BEGIN ENTRIES
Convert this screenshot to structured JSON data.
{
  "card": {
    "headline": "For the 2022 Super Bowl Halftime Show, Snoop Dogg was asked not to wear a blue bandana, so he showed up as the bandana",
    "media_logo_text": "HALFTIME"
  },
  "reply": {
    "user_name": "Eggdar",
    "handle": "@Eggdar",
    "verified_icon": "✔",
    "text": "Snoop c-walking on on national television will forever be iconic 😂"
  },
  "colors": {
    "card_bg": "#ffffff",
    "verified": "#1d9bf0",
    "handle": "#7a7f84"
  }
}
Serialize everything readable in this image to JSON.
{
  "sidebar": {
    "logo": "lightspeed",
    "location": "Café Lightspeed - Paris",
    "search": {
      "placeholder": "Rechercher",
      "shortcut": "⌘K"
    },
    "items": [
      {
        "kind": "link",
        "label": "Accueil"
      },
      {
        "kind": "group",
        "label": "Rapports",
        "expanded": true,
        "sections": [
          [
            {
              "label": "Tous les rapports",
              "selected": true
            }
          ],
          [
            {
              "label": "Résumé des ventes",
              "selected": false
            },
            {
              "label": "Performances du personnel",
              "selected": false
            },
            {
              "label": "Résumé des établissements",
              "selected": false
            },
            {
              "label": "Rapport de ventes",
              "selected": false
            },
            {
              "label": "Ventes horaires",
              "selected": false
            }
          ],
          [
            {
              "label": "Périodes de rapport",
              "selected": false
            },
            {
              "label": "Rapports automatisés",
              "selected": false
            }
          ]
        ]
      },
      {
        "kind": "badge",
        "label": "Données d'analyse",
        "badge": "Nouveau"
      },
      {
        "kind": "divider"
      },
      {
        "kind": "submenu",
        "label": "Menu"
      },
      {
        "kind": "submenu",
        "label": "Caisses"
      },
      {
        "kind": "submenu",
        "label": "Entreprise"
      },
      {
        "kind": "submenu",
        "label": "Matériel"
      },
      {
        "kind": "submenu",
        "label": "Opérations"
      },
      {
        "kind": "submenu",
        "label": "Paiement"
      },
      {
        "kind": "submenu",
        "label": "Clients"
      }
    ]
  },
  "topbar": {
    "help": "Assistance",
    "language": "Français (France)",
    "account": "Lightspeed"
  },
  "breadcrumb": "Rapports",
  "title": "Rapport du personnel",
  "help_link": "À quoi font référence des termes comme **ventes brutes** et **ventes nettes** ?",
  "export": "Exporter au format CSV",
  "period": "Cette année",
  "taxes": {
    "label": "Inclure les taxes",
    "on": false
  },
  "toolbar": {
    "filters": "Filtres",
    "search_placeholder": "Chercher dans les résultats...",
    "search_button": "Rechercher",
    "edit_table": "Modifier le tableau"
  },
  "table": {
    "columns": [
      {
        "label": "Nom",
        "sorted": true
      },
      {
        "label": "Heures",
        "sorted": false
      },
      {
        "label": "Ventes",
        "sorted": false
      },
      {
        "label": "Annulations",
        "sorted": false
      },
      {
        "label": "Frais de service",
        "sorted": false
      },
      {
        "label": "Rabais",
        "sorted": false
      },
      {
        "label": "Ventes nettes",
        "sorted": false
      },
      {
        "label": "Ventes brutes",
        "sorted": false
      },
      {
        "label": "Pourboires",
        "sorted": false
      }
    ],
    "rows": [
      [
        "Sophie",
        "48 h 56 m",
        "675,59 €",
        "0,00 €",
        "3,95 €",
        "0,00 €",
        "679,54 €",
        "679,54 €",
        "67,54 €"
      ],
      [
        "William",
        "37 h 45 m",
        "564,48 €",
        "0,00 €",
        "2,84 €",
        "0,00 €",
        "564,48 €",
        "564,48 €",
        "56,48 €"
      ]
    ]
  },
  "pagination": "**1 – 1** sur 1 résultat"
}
END ENTRIES
- **DIRECTIONS**
Output the records above in their entirety, exactly.

- **FULL RESPONSE**
Convert this screenshot to structured JSON data.
{
  "card": {
    "headline": "For the 2022 Super Bowl Halftime Show, Snoop Dogg was asked not to wear a blue bandana, so he showed up as the bandana",
    "media_logo_text": "HALFTIME"
  },
  "reply": {
    "user_name": "Eggdar",
    "handle": "@Eggdar",
    "verified_icon": "✔",
    "text": "Snoop c-walking on on national television will forever be iconic 😂"
  },
  "colors": {
    "card_bg": "#ffffff",
    "verified": "#1d9bf0",
    "handle": "#7a7f84"
  }
}
Serialize everything readable in this image to JSON.
{
  "sidebar": {
    "logo": "lightspeed",
    "location": "Café Lightspeed - Paris",
    "search": {
      "placeholder": "Rechercher",
      "shortcut": "⌘K"
    },
    "items": [
      {
        "kind": "link",
        "label": "Accueil"
      },
      {
        "kind": "group",
        "label": "Rapports",
        "expanded": true,
        "sections": [
          [
            {
              "label": "Tous les rapports",
              "selected": true
            }
          ],
          [
            {
              "label": "Résumé des ventes",
              "selected": false
            },
            {
              "label": "Performances du personnel",
              "selected": false
            },
            {
              "label": "Résumé des établissements",
              "selected": false
            },
            {
              "label": "Rapport de ventes",
              "selected": false
            },
            {
              "label": "Ventes horaires",
              "selected": false
            }
          ],
          [
            {
              "label": "Périodes de rapport",
              "selected": false
            },
            {
              "label": "Rapports automatisés",
              "selected": false
            }
          ]
        ]
      },
      {
        "kind": "badge",
        "label": "Données d'analyse",
        "badge": "Nouveau"
      },
      {
        "kind": "divider"
      },
      {
        "kind": "submenu",
        "label": "Menu"
      },
      {
        "kind": "submenu",
        "label": "Caisses"
      },
      {
        "kind": "submenu",
        "label": "Entreprise"
      },
      {
        "kind": "submenu",
        "label": "Matériel"
      },
      {
        "kind": "submenu",
        "label": "Opérations"
      },
      {
        "kind": "submenu",
        "label": "Paiement"
      },
      {
        "kind": "submenu",
        "label": "Clients"
      }
    ]
  },
  "topbar": {
    "help": "Assistance",
    "language": "Français (France)",
    "account": "Lightspeed"
  },
  "breadcrumb": "Rapports",
  "title": "Rapport du personnel",
  "help_link": "À quoi font référence des termes comme **ventes brutes** et **ventes nettes** ?",
  "export": "Exporter au format CSV",
  "period": "Cette année",
  "taxes": {
    "label": "Inclure les taxes",
    "on": false
  },
  "toolbar": {
    "filters": "Filtres",
    "search_placeholder": "Chercher dans les résultats...",
    "search_button": "Rechercher",
    "edit_table": "Modifier le tableau"
  },
  "table": {
    "columns": [
      {
        "label": "Nom",
        "sorted": true
      },
      {
        "label": "Heures",
        "sorted": false
      },
      {
        "label": "Ventes",
        "sorted": false
      },
      {
        "label": "Annulations",
        "sorted": false
      },
      {
        "label": "Frais de service",
        "sorted": false
      },
      {
        "label": "Rabais",
        "sorted": false
      },
      {
        "label": "Ventes nettes",
        "sorted": false
      },
      {
        "label": "Ventes brutes",
        "sorted": false
      },
      {
        "label": "Pourboires",
        "sorted": false
      }
    ],
    "rows": [
      [
        "Sophie",
        "48 h 56 m",
        "675,59 €",
        "0,00 €",
        "3,95 €",
        "0,00 €",
        "679,54 €",
        "679,54 €",
        "67,54 €"
      ],
      [
        "William",
        "37 h 45 m",
        "564,48 €",
        "0,00 €",
        "2,84 €",
        "0,00 €",
        "564,48 €",
        "564,48 €",
        "56,48 €"
      ]
    ]
  },
  "pagination": "**1 – 1** sur 1 résultat"
}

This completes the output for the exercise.